### GIVEN INSTRUCTION
Output only the count of lines that contain "JSON".

### RECORDS FOR THE EXERCISE
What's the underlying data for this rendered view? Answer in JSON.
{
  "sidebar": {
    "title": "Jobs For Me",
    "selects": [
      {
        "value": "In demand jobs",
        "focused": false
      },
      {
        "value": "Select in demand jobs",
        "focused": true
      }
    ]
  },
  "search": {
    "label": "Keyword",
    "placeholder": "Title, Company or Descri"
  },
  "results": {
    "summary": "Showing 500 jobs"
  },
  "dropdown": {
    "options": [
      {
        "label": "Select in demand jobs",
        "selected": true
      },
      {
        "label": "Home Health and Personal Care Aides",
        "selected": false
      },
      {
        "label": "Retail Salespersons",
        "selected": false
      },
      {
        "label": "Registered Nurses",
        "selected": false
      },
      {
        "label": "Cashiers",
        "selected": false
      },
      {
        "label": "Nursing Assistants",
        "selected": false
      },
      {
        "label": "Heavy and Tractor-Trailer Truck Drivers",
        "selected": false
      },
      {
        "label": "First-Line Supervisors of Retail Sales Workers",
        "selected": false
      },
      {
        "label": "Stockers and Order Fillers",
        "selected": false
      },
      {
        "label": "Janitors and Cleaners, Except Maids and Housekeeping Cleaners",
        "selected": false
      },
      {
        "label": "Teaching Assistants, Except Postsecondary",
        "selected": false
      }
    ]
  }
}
--
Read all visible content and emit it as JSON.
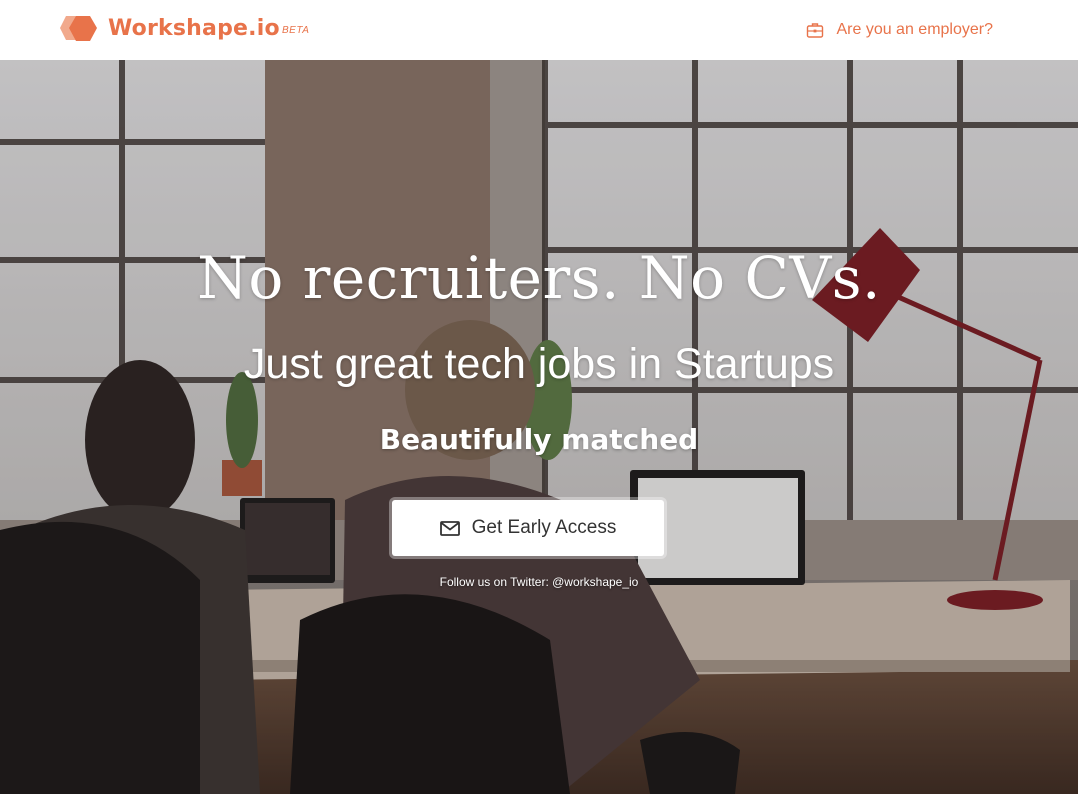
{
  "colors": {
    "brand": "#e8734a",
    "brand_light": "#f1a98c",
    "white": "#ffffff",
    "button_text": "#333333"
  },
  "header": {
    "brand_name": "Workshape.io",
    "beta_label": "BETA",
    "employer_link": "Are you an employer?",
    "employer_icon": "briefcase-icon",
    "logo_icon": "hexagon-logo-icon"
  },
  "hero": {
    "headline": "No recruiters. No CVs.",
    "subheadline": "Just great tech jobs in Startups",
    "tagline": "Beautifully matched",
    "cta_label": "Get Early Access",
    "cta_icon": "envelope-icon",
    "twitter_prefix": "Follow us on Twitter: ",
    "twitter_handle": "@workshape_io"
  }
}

### SOLUTION TO THIS EXERCISE
2